-- start Text block --
With respect to the deleting of 74 lines of headers and so forth, have you 
tried simply using

   RG <-read.maimages(targets, source="scanarrayexpress", sep=",")

using your original unedited files?  The whole reason for having a 
"scanarrayexpress" method for read.maimages() is that it takes care of all 
the editing and reading for you.

Best wishes
Gordon


> Date: Tue, 10 Jan 2012 14:34:53 -0500
> From: Matthew Ouellette <ouellet5 at uwindsor.ca>
> To: bioconductor at r-project.org
> Subject: [BioC] Problems normalizing scanarray express data with limma
>
> Hello,
>
> I'm having trouble analyzing my custom arrays with limma.  I've searched
> the archives and I seem to be running into a similar problem that was
> previously dealt with here (
> https://stat.ethz.ch/pipermail/bioconductor/2005-October/010482.html).
>
> I'm also using outputs from a scanarray express, although I've modified my
> .csv's accordingly and removed the final line of useless data as indicated
> in the archives.  Also, being an R newbie I wasn't sure how to tell R that
> my data started after some 74 lines of headers (output info from the
> scanner), so I deleted those headers out as well (and input $printer info
> manually), leaving only a header for the columns of intensity data.   For
> simplicities sake I've pasted below a shortened session of what I'm trying
> to do (my apologies for the lengthy e-mail).  I appreciate the help and
> comments.
-- end Text block --
= Instruction A =
In the rows running from the one containing "388, 1276, 427]" through the last row, swap "legend-label" for "key-label" and leave everything else as it is. Output only that stretch of rows.
= Instruction B =
Pick up the mailing-list message about reading ScanArray Express files with limma right after its final sentence and keep writing it.
-- start Material for this task --
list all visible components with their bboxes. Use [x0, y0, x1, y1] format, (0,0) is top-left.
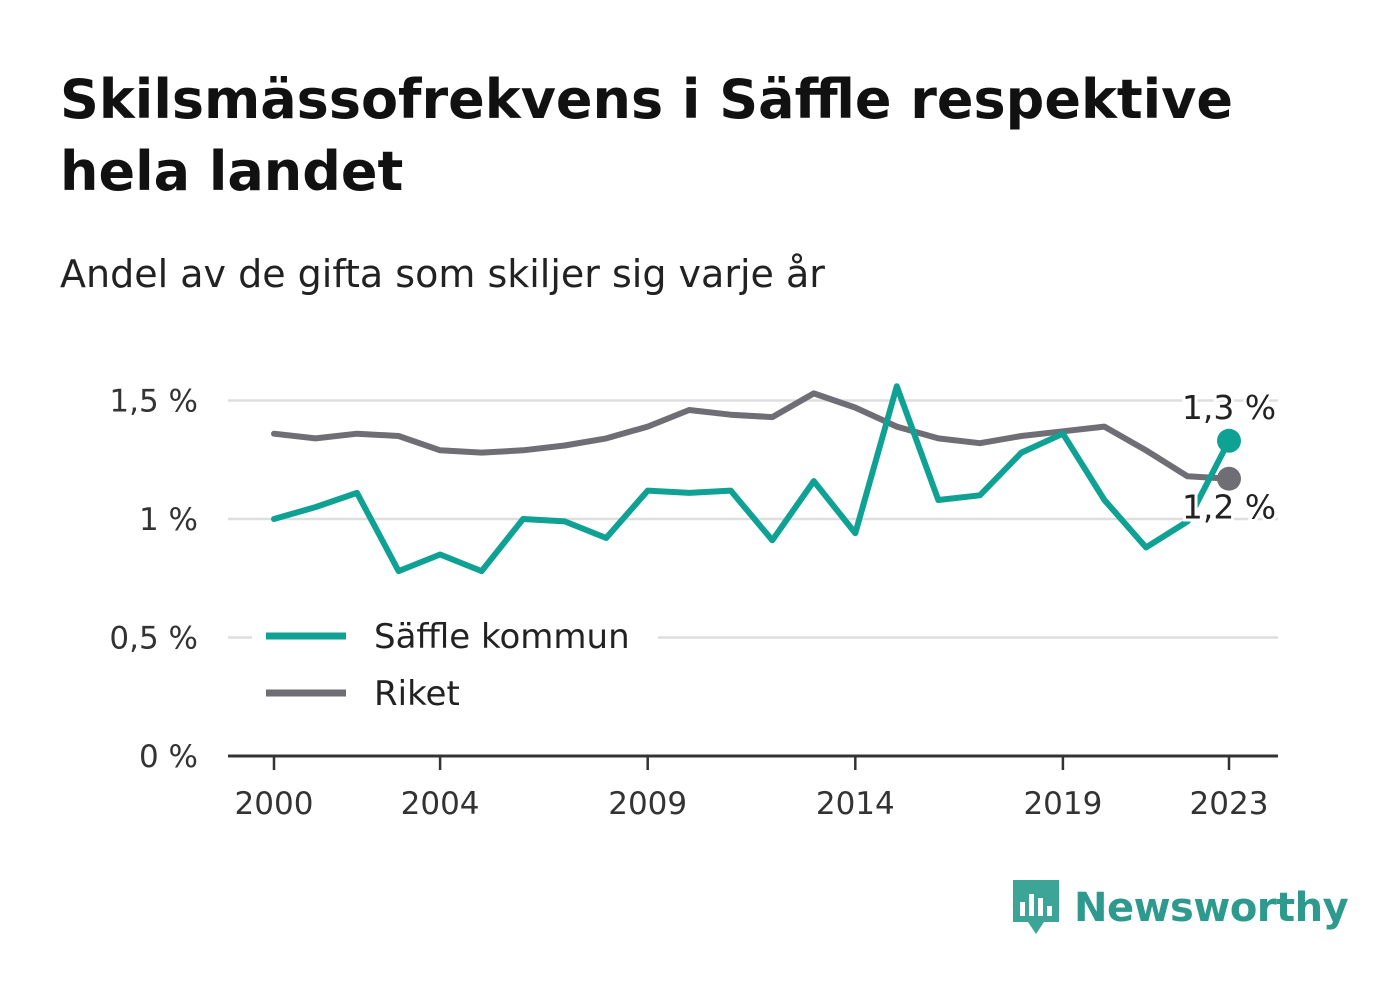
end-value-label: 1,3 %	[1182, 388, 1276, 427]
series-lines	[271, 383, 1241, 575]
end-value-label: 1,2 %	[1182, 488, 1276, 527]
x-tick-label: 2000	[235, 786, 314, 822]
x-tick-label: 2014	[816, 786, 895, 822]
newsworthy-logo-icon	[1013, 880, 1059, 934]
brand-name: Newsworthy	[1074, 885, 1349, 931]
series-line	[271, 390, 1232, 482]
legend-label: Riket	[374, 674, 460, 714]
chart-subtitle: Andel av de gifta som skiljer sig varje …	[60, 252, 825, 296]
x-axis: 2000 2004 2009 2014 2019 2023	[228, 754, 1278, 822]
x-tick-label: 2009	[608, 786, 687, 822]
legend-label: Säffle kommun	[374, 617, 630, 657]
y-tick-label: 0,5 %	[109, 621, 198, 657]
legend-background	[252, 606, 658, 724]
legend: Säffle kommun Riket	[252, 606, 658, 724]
-- end Material for this task --
= Task response A =
end-value-label: 1,3 %	[1182, 388, 1276, 427]
series-lines	[271, 383, 1241, 575]
end-value-label: 1,2 %	[1182, 488, 1276, 527]
x-tick-label: 2000	[235, 786, 314, 822]
x-tick-label: 2014	[816, 786, 895, 822]
newsworthy-logo-icon	[1013, 880, 1059, 934]
brand-name: Newsworthy	[1074, 885, 1349, 931]
series-line	[271, 390, 1232, 482]
key-label: Riket	[374, 674, 460, 714]
chart-subtitle: Andel av de gifta som skiljer sig varje …	[60, 252, 825, 296]
x-axis: 2000 2004 2009 2014 2019 2023	[228, 754, 1278, 822]
x-tick-label: 2009	[608, 786, 687, 822]
key-label: Säffle kommun	[374, 617, 630, 657]
y-tick-label: 0,5 %	[109, 621, 198, 657]
legend-background	[252, 606, 658, 724]
legend: Säffle kommun Riket	[252, 606, 658, 724]

= Task response B =
>
>
>
> R version 2.14.0 (2011-10-31)
> Copyright (C) 2011 The R Foundation for Statistical Computing
> ISBN 3-900051-07-0
> Platform: i386-apple-darwin9.8.0/i386 (32-bit)
> [R.app GUI 1.42 (5933) i386-apple-darwin9.8.0]
>
>> setwd("***")
>> library(limma)
>> targets<-readTargets()
>> RG <-read.maimages(targets, source="scanarrayexpress",annotation=c("Array
> Row", "Array Column", "Spot Row", "Spot Column", "Name", "ID"),
> other.columns=c("Ch1 SignalNoiseRatio", "Ch2 SignalNoiseRatio"), sep=",")
> Read 01-13_B.csv
> Read 01-13_M.csv
> Read 01-13_T.csv
>> RG$printer <-getLayout2("ChinookBOT.gal")
>> spottypes<-readSpotTypes()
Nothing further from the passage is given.